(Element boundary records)
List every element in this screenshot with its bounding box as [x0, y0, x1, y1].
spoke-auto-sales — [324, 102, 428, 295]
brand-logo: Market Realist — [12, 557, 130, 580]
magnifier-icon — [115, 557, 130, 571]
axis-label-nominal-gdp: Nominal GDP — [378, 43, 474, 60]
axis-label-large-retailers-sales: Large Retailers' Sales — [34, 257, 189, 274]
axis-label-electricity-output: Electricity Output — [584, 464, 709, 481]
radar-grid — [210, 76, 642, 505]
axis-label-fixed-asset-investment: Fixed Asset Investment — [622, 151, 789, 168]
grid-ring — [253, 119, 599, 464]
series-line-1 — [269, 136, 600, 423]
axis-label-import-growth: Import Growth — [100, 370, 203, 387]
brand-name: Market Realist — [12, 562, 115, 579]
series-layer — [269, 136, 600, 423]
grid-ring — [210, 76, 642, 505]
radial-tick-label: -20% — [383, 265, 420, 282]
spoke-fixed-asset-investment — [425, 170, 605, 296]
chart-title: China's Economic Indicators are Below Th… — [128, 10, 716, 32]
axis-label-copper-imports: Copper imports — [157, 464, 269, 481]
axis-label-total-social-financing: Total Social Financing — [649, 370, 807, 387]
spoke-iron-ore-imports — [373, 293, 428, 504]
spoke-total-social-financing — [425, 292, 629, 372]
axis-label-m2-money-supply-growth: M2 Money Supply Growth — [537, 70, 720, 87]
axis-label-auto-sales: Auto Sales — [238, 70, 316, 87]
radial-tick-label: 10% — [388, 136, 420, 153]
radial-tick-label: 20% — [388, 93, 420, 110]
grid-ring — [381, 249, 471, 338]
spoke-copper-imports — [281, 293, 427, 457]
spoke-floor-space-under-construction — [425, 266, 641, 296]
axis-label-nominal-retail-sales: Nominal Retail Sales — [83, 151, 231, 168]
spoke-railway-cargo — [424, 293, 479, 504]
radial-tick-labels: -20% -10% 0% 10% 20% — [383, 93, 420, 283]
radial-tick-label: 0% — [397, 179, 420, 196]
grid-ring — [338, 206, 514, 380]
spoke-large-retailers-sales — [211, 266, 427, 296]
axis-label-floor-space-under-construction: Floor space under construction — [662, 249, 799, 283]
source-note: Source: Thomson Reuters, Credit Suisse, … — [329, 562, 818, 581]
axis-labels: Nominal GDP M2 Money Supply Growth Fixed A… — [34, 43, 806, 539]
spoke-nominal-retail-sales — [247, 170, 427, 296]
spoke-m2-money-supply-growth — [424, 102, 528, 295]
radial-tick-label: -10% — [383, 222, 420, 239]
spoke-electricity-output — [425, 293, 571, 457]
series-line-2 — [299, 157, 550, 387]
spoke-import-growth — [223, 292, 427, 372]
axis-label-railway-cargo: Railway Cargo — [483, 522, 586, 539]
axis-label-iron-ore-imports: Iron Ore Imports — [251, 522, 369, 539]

WHAT THIS TASK INVOLVES:
Return every line of the data above verbatim, keeping each character and the original line order.

FINISHED TASK:
List every element in this screenshot with its bounding box as [x0, y0, x1, y1].
spoke-auto-sales — [324, 102, 428, 295]
brand-logo: Market Realist — [12, 557, 130, 580]
magnifier-icon — [115, 557, 130, 571]
axis-label-nominal-gdp: Nominal GDP — [378, 43, 474, 60]
axis-label-large-retailers-sales: Large Retailers' Sales — [34, 257, 189, 274]
axis-label-electricity-output: Electricity Output — [584, 464, 709, 481]
radar-grid — [210, 76, 642, 505]
axis-label-fixed-asset-investment: Fixed Asset Investment — [622, 151, 789, 168]
grid-ring — [253, 119, 599, 464]
series-line-1 — [269, 136, 600, 423]
axis-label-import-growth: Import Growth — [100, 370, 203, 387]
brand-name: Market Realist — [12, 562, 115, 579]
series-layer — [269, 136, 600, 423]
grid-ring — [210, 76, 642, 505]
radial-tick-label: -20% — [383, 265, 420, 282]
spoke-fixed-asset-investment — [425, 170, 605, 296]
chart-title: China's Economic Indicators are Below Th… — [128, 10, 716, 32]
axis-label-copper-imports: Copper imports — [157, 464, 269, 481]
axis-label-total-social-financing: Total Social Financing — [649, 370, 807, 387]
spoke-iron-ore-imports — [373, 293, 428, 504]
spoke-total-social-financing — [425, 292, 629, 372]
axis-label-m2-money-supply-growth: M2 Money Supply Growth — [537, 70, 720, 87]
axis-label-auto-sales: Auto Sales — [238, 70, 316, 87]
radial-tick-label: 10% — [388, 136, 420, 153]
radial-tick-label: 20% — [388, 93, 420, 110]
grid-ring — [381, 249, 471, 338]
spoke-copper-imports — [281, 293, 427, 457]
spoke-floor-space-under-construction — [425, 266, 641, 296]
axis-label-nominal-retail-sales: Nominal Retail Sales — [83, 151, 231, 168]
spoke-railway-cargo — [424, 293, 479, 504]
radial-tick-labels: -20% -10% 0% 10% 20% — [383, 93, 420, 283]
radial-tick-label: 0% — [397, 179, 420, 196]
grid-ring — [338, 206, 514, 380]
spoke-large-retailers-sales — [211, 266, 427, 296]
axis-label-floor-space-under-construction: Floor space under construction — [662, 249, 799, 283]
source-note: Source: Thomson Reuters, Credit Suisse, … — [329, 562, 818, 581]
axis-labels: Nominal GDP M2 Money Supply Growth Fixed A… — [34, 43, 806, 539]
spoke-nominal-retail-sales — [247, 170, 427, 296]
spoke-m2-money-supply-growth — [424, 102, 528, 295]
radial-tick-label: -10% — [383, 222, 420, 239]
spoke-electricity-output — [425, 293, 571, 457]
series-line-2 — [299, 157, 550, 387]
spoke-import-growth — [223, 292, 427, 372]
axis-label-railway-cargo: Railway Cargo — [483, 522, 586, 539]
axis-label-iron-ore-imports: Iron Ore Imports — [251, 522, 369, 539]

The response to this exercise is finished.